--- BEGIN ---

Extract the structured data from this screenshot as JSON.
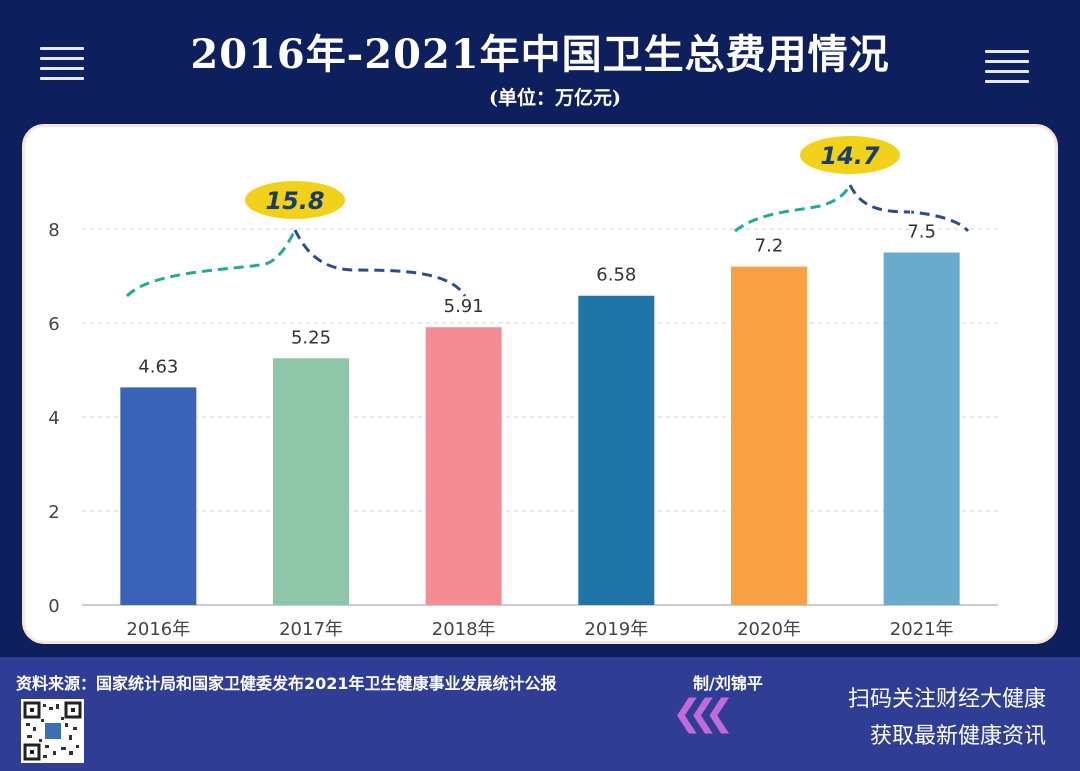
{
  "header": {
    "title": "2016年-2021年中国卫生总费用情况",
    "subtitle": "(单位：万亿元)",
    "left_icon": "menu-lines-icon",
    "right_icon": "menu-lines-icon"
  },
  "chart_data": {
    "type": "bar",
    "title": "2016年-2021年中国卫生总费用情况",
    "subtitle": "(单位：万亿元)",
    "xlabel": "",
    "ylabel": "万亿元",
    "categories": [
      "2016年",
      "2017年",
      "2018年",
      "2019年",
      "2020年",
      "2021年"
    ],
    "values": [
      4.63,
      5.25,
      5.91,
      6.58,
      7.2,
      7.5
    ],
    "value_labels": [
      "4.63",
      "5.25",
      "5.91",
      "6.58",
      "7.2",
      "7.5"
    ],
    "colors": [
      "#3a63b8",
      "#8dc6a8",
      "#f38d93",
      "#1f75a8",
      "#f7a044",
      "#68abcc"
    ],
    "ylim": [
      0,
      8
    ],
    "yticks": [
      0,
      2,
      4,
      6,
      8
    ],
    "grid": true,
    "annotations": [
      {
        "label": "15.8",
        "from_category": "2016年",
        "to_category": "2018年",
        "type": "brace"
      },
      {
        "label": "14.7",
        "from_category": "2020年",
        "to_category": "2021年",
        "type": "brace"
      }
    ],
    "annotation_color": "#f2d11a"
  },
  "footer": {
    "source": "资料来源：国家统计局和国家卫健委发布2021年卫生健康事业发展统计公报",
    "author": "制/刘锦平",
    "cta_line1": "扫码关注财经大健康",
    "cta_line2": "获取最新健康资讯",
    "qr_icon": "qr-code-icon",
    "chevrons_icon": "chevrons-left-icon",
    "chevrons": "❮❮❮"
  }
}
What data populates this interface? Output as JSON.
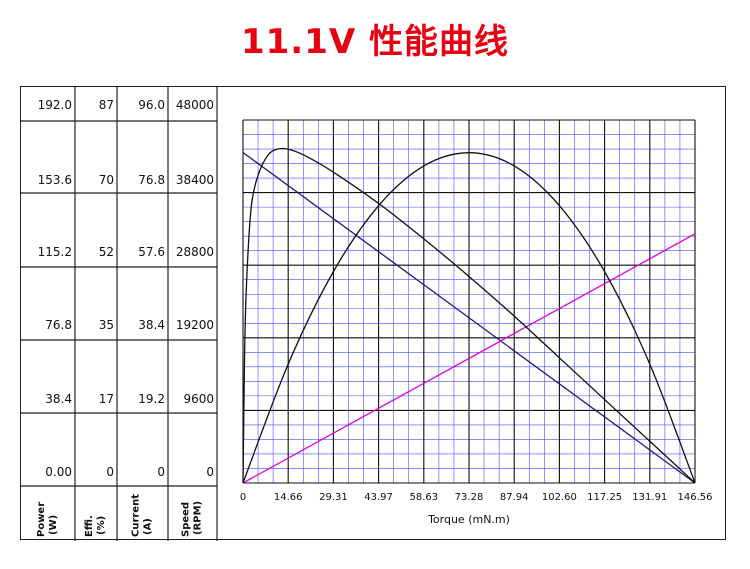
{
  "title": "11.1V 性能曲线",
  "columns": [
    {
      "label_line1": "Power",
      "label_line2": "(W)",
      "ticks": [
        "192.0",
        "153.6",
        "115.2",
        "76.8",
        "38.4",
        "0.00"
      ]
    },
    {
      "label_line1": "Effi.",
      "label_line2": "(%)",
      "ticks": [
        "87",
        "70",
        "52",
        "35",
        "17",
        "0"
      ]
    },
    {
      "label_line1": "Current",
      "label_line2": "(A)",
      "ticks": [
        "96.0",
        "76.8",
        "57.6",
        "38.4",
        "19.2",
        "0"
      ]
    },
    {
      "label_line1": "Speed",
      "label_line2": "(RPM)",
      "ticks": [
        "48000",
        "38400",
        "28800",
        "19200",
        "9600",
        "0"
      ]
    }
  ],
  "chart_data": {
    "type": "line",
    "xlabel": "Torque (mN.m)",
    "x_ticks": [
      "0",
      "14.66",
      "29.31",
      "43.97",
      "58.63",
      "73.28",
      "87.94",
      "102.60",
      "117.25",
      "131.91",
      "146.56"
    ],
    "xlim": [
      0,
      146.56
    ],
    "grid": true,
    "grid_color": "#4a4aff",
    "series": [
      {
        "axis": "Speed (RPM)",
        "color": "#1a1a80",
        "ylim": [
          0,
          48000
        ],
        "x": [
          0,
          146.56
        ],
        "y": [
          43700,
          0
        ]
      },
      {
        "axis": "Current (A)",
        "color": "#e000e0",
        "ylim": [
          0,
          96.0
        ],
        "x": [
          0,
          146.56
        ],
        "y": [
          0,
          65.9
        ]
      },
      {
        "axis": "Power (W)",
        "color": "#111111",
        "ylim": [
          0,
          192.0
        ],
        "x": [
          0,
          14.66,
          29.31,
          43.97,
          58.63,
          73.28,
          87.94,
          102.6,
          117.25,
          131.91,
          146.56
        ],
        "y": [
          0,
          62.9,
          111.8,
          146.7,
          167.7,
          174.7,
          167.7,
          146.7,
          111.8,
          62.9,
          0
        ]
      },
      {
        "axis": "Effi. (%)",
        "color": "#111111",
        "ylim": [
          0,
          87
        ],
        "x": [
          0,
          0.5,
          1,
          2,
          3,
          5,
          8,
          11,
          14.66,
          20,
          29.31,
          43.97,
          58.63,
          73.28,
          87.94,
          102.6,
          117.25,
          131.91,
          140,
          146.56
        ],
        "y": [
          0,
          30,
          45,
          60,
          68,
          74,
          78.5,
          80,
          80,
          78.5,
          74.5,
          67,
          58.5,
          49.5,
          40,
          30,
          20,
          10,
          4.5,
          0
        ]
      }
    ]
  }
}
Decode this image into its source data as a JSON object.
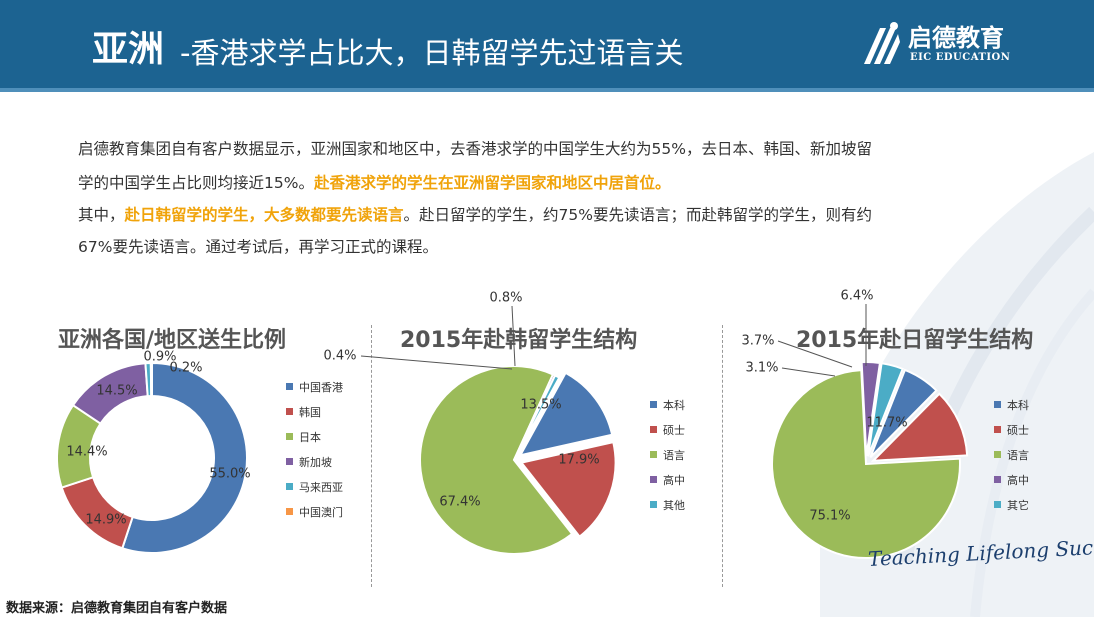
{
  "header": {
    "title_main": "亚洲",
    "title_sub": "-香港求学占比大，日韩留学先过语言关",
    "logo_cn": "启德教育",
    "logo_en": "EIC EDUCATION"
  },
  "intro": {
    "line1": "启德教育集团自有客户数据显示，亚洲国家和地区中，去香港求学的中国学生大约为55%，去日本、韩国、新加坡留",
    "line2_plain": "学的中国学生占比则均接近15%。",
    "line2_highlight": "赴香港求学的学生在亚洲留学国家和地区中居首位。",
    "line3_plain_a": "其中，",
    "line3_highlight": "赴日韩留学的学生，大多数都要先读语言",
    "line3_plain_b": "。赴日留学的学生，约75%要先读语言；而赴韩留学的学生，则有约",
    "line4": "67%要先读语言。通过考试后，再学习正式的课程。"
  },
  "chart_data": [
    {
      "type": "pie",
      "style": "donut",
      "title": "亚洲各国/地区送生比例",
      "categories": [
        "中国香港",
        "韩国",
        "日本",
        "新加坡",
        "马来西亚",
        "中国澳门"
      ],
      "values": [
        55.0,
        14.9,
        14.4,
        14.5,
        0.9,
        0.2
      ],
      "labels": [
        "55.0%",
        "14.9%",
        "14.4%",
        "14.5%",
        "0.9%",
        "0.2%"
      ],
      "colors": [
        "#4a78b2",
        "#c0504d",
        "#9bbb59",
        "#7f60a2",
        "#4bacc6",
        "#f79646"
      ],
      "legend": "right"
    },
    {
      "type": "pie",
      "title": "2015年赴韩留学生结构",
      "categories": [
        "本科",
        "硕士",
        "语言",
        "高中",
        "其他"
      ],
      "values": [
        13.5,
        17.9,
        67.4,
        0.4,
        0.8
      ],
      "labels": [
        "13.5%",
        "17.9%",
        "67.4%",
        "0.4%",
        "0.8%"
      ],
      "colors": [
        "#4a78b2",
        "#c0504d",
        "#9bbb59",
        "#7f60a2",
        "#4bacc6"
      ],
      "legend": "right"
    },
    {
      "type": "pie",
      "title": "2015年赴日留学生结构",
      "categories": [
        "本科",
        "硕士",
        "语言",
        "高中",
        "其它"
      ],
      "values": [
        6.4,
        11.7,
        75.1,
        3.1,
        3.7
      ],
      "labels": [
        "6.4%",
        "11.7%",
        "75.1%",
        "3.1%",
        "3.7%"
      ],
      "colors": [
        "#4a78b2",
        "#c0504d",
        "#9bbb59",
        "#7f60a2",
        "#4bacc6"
      ],
      "legend": "right"
    }
  ],
  "source": "数据来源：启德教育集团自有客户数据",
  "tagline": "Teaching Lifelong Success"
}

--- END ---

STATED EXERCISE
Repeat the material above in full and exactly, apart from the pictures.

RESPONSE FOR THIS EXERCISE
Extract the structured data from this screenshot as JSON.
{
  "header": {
    "title": "2016年-2021年中国卫生总费用情况",
    "subtitle": "(单位：万亿元)",
    "left_icon": "menu-lines-icon",
    "right_icon": "menu-lines-icon"
  },
  "chart_data": {
    "type": "bar",
    "title": "2016年-2021年中国卫生总费用情况",
    "subtitle": "(单位：万亿元)",
    "xlabel": "",
    "ylabel": "万亿元",
    "categories": [
      "2016年",
      "2017年",
      "2018年",
      "2019年",
      "2020年",
      "2021年"
    ],
    "values": [
      4.63,
      5.25,
      5.91,
      6.58,
      7.2,
      7.5
    ],
    "value_labels": [
      "4.63",
      "5.25",
      "5.91",
      "6.58",
      "7.2",
      "7.5"
    ],
    "colors": [
      "#3a63b8",
      "#8dc6a8",
      "#f38d93",
      "#1f75a8",
      "#f7a044",
      "#68abcc"
    ],
    "ylim": [
      0,
      8
    ],
    "yticks": [
      0,
      2,
      4,
      6,
      8
    ],
    "grid": true,
    "annotations": [
      {
        "label": "15.8",
        "from_category": "2016年",
        "to_category": "2018年",
        "type": "brace"
      },
      {
        "label": "14.7",
        "from_category": "2020年",
        "to_category": "2021年",
        "type": "brace"
      }
    ],
    "annotation_color": "#f2d11a"
  },
  "footer": {
    "source": "资料来源：国家统计局和国家卫健委发布2021年卫生健康事业发展统计公报",
    "author": "制/刘锦平",
    "cta_line1": "扫码关注财经大健康",
    "cta_line2": "获取最新健康资讯",
    "qr_icon": "qr-code-icon",
    "chevrons_icon": "chevrons-left-icon",
    "chevrons": "❮❮❮"
  }
}
What data populates this interface? Output as JSON.
{
  "title": "11.1V 性能曲线",
  "columns": [
    {
      "label_line1": "Power",
      "label_line2": "(W)",
      "ticks": [
        "192.0",
        "153.6",
        "115.2",
        "76.8",
        "38.4",
        "0.00"
      ]
    },
    {
      "label_line1": "Effi.",
      "label_line2": "(%)",
      "ticks": [
        "87",
        "70",
        "52",
        "35",
        "17",
        "0"
      ]
    },
    {
      "label_line1": "Current",
      "label_line2": "(A)",
      "ticks": [
        "96.0",
        "76.8",
        "57.6",
        "38.4",
        "19.2",
        "0"
      ]
    },
    {
      "label_line1": "Speed",
      "label_line2": "(RPM)",
      "ticks": [
        "48000",
        "38400",
        "28800",
        "19200",
        "9600",
        "0"
      ]
    }
  ],
  "chart_data": {
    "type": "line",
    "xlabel": "Torque (mN.m)",
    "x_ticks": [
      "0",
      "14.66",
      "29.31",
      "43.97",
      "58.63",
      "73.28",
      "87.94",
      "102.60",
      "117.25",
      "131.91",
      "146.56"
    ],
    "xlim": [
      0,
      146.56
    ],
    "grid": true,
    "grid_color": "#4a4aff",
    "series": [
      {
        "axis": "Speed (RPM)",
        "color": "#1a1a80",
        "ylim": [
          0,
          48000
        ],
        "x": [
          0,
          146.56
        ],
        "y": [
          43700,
          0
        ]
      },
      {
        "axis": "Current (A)",
        "color": "#e000e0",
        "ylim": [
          0,
          96.0
        ],
        "x": [
          0,
          146.56
        ],
        "y": [
          0,
          65.9
        ]
      },
      {
        "axis": "Power (W)",
        "color": "#111111",
        "ylim": [
          0,
          192.0
        ],
        "x": [
          0,
          14.66,
          29.31,
          43.97,
          58.63,
          73.28,
          87.94,
          102.6,
          117.25,
          131.91,
          146.56
        ],
        "y": [
          0,
          62.9,
          111.8,
          146.7,
          167.7,
          174.7,
          167.7,
          146.7,
          111.8,
          62.9,
          0
        ]
      },
      {
        "axis": "Effi. (%)",
        "color": "#111111",
        "ylim": [
          0,
          87
        ],
        "x": [
          0,
          0.5,
          1,
          2,
          3,
          5,
          8,
          11,
          14.66,
          20,
          29.31,
          43.97,
          58.63,
          73.28,
          87.94,
          102.6,
          117.25,
          131.91,
          140,
          146.56
        ],
        "y": [
          0,
          30,
          45,
          60,
          68,
          74,
          78.5,
          80,
          80,
          78.5,
          74.5,
          67,
          58.5,
          49.5,
          40,
          30,
          20,
          10,
          4.5,
          0
        ]
      }
    ]
  }
}
Decode this image into its source data as a JSON object.
{
  "header": {
    "title_main": "亚洲",
    "title_sub": "-香港求学占比大，日韩留学先过语言关",
    "logo_cn": "启德教育",
    "logo_en": "EIC EDUCATION"
  },
  "intro": {
    "line1": "启德教育集团自有客户数据显示，亚洲国家和地区中，去香港求学的中国学生大约为55%，去日本、韩国、新加坡留",
    "line2_plain": "学的中国学生占比则均接近15%。",
    "line2_highlight": "赴香港求学的学生在亚洲留学国家和地区中居首位。",
    "line3_plain_a": "其中，",
    "line3_highlight": "赴日韩留学的学生，大多数都要先读语言",
    "line3_plain_b": "。赴日留学的学生，约75%要先读语言；而赴韩留学的学生，则有约",
    "line4": "67%要先读语言。通过考试后，再学习正式的课程。"
  },
  "chart_data": [
    {
      "type": "pie",
      "style": "donut",
      "title": "亚洲各国/地区送生比例",
      "categories": [
        "中国香港",
        "韩国",
        "日本",
        "新加坡",
        "马来西亚",
        "中国澳门"
      ],
      "values": [
        55.0,
        14.9,
        14.4,
        14.5,
        0.9,
        0.2
      ],
      "labels": [
        "55.0%",
        "14.9%",
        "14.4%",
        "14.5%",
        "0.9%",
        "0.2%"
      ],
      "colors": [
        "#4a78b2",
        "#c0504d",
        "#9bbb59",
        "#7f60a2",
        "#4bacc6",
        "#f79646"
      ],
      "legend": "right"
    },
    {
      "type": "pie",
      "title": "2015年赴韩留学生结构",
      "categories": [
        "本科",
        "硕士",
        "语言",
        "高中",
        "其他"
      ],
      "values": [
        13.5,
        17.9,
        67.4,
        0.4,
        0.8
      ],
      "labels": [
        "13.5%",
        "17.9%",
        "67.4%",
        "0.4%",
        "0.8%"
      ],
      "colors": [
        "#4a78b2",
        "#c0504d",
        "#9bbb59",
        "#7f60a2",
        "#4bacc6"
      ],
      "legend": "right"
    },
    {
      "type": "pie",
      "title": "2015年赴日留学生结构",
      "categories": [
        "本科",
        "硕士",
        "语言",
        "高中",
        "其它"
      ],
      "values": [
        6.4,
        11.7,
        75.1,
        3.1,
        3.7
      ],
      "labels": [
        "6.4%",
        "11.7%",
        "75.1%",
        "3.1%",
        "3.7%"
      ],
      "colors": [
        "#4a78b2",
        "#c0504d",
        "#9bbb59",
        "#7f60a2",
        "#4bacc6"
      ],
      "legend": "right"
    }
  ],
  "source": "数据来源：启德教育集团自有客户数据",
  "tagline": "Teaching Lifelong Success"
}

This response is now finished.